## Given request:
The records below should be written out again, exactly.

• • • • • • •

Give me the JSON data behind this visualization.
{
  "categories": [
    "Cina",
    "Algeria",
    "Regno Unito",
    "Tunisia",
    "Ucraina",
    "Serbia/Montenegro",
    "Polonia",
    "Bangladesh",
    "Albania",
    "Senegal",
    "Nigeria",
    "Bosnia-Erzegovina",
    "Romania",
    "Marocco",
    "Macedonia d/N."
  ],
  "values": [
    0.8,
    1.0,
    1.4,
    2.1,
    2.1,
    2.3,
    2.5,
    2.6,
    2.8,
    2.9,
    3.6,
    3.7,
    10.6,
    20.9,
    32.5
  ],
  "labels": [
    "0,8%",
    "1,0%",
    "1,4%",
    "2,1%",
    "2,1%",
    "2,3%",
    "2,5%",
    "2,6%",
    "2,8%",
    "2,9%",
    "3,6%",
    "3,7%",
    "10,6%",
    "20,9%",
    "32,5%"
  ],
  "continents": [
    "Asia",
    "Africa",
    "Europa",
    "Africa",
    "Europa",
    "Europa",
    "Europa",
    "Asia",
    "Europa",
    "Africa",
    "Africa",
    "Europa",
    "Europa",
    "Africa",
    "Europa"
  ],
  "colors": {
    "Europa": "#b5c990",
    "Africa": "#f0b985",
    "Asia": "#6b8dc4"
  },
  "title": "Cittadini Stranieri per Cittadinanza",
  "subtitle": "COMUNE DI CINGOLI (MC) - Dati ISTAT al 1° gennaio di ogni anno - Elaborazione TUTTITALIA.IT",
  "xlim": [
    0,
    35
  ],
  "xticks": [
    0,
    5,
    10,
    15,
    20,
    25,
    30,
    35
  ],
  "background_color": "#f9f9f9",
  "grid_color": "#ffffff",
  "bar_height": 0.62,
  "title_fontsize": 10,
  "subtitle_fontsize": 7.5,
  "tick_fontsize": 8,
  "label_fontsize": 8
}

• • • • • • •

## Completed exercise:
Give me the JSON data behind this visualization.
{
  "categories": [
    "Cina",
    "Algeria",
    "Regno Unito",
    "Tunisia",
    "Ucraina",
    "Serbia/Montenegro",
    "Polonia",
    "Bangladesh",
    "Albania",
    "Senegal",
    "Nigeria",
    "Bosnia-Erzegovina",
    "Romania",
    "Marocco",
    "Macedonia d/N."
  ],
  "values": [
    0.8,
    1.0,
    1.4,
    2.1,
    2.1,
    2.3,
    2.5,
    2.6,
    2.8,
    2.9,
    3.6,
    3.7,
    10.6,
    20.9,
    32.5
  ],
  "labels": [
    "0,8%",
    "1,0%",
    "1,4%",
    "2,1%",
    "2,1%",
    "2,3%",
    "2,5%",
    "2,6%",
    "2,8%",
    "2,9%",
    "3,6%",
    "3,7%",
    "10,6%",
    "20,9%",
    "32,5%"
  ],
  "continents": [
    "Asia",
    "Africa",
    "Europa",
    "Africa",
    "Europa",
    "Europa",
    "Europa",
    "Asia",
    "Europa",
    "Africa",
    "Africa",
    "Europa",
    "Europa",
    "Africa",
    "Europa"
  ],
  "colors": {
    "Europa": "#b5c990",
    "Africa": "#f0b985",
    "Asia": "#6b8dc4"
  },
  "title": "Cittadini Stranieri per Cittadinanza",
  "subtitle": "COMUNE DI CINGOLI (MC) - Dati ISTAT al 1° gennaio di ogni anno - Elaborazione TUTTITALIA.IT",
  "xlim": [
    0,
    35
  ],
  "xticks": [
    0,
    5,
    10,
    15,
    20,
    25,
    30,
    35
  ],
  "background_color": "#f9f9f9",
  "grid_color": "#ffffff",
  "bar_height": 0.62,
  "title_fontsize": 10,
  "subtitle_fontsize": 7.5,
  "tick_fontsize": 8,
  "label_fontsize": 8
}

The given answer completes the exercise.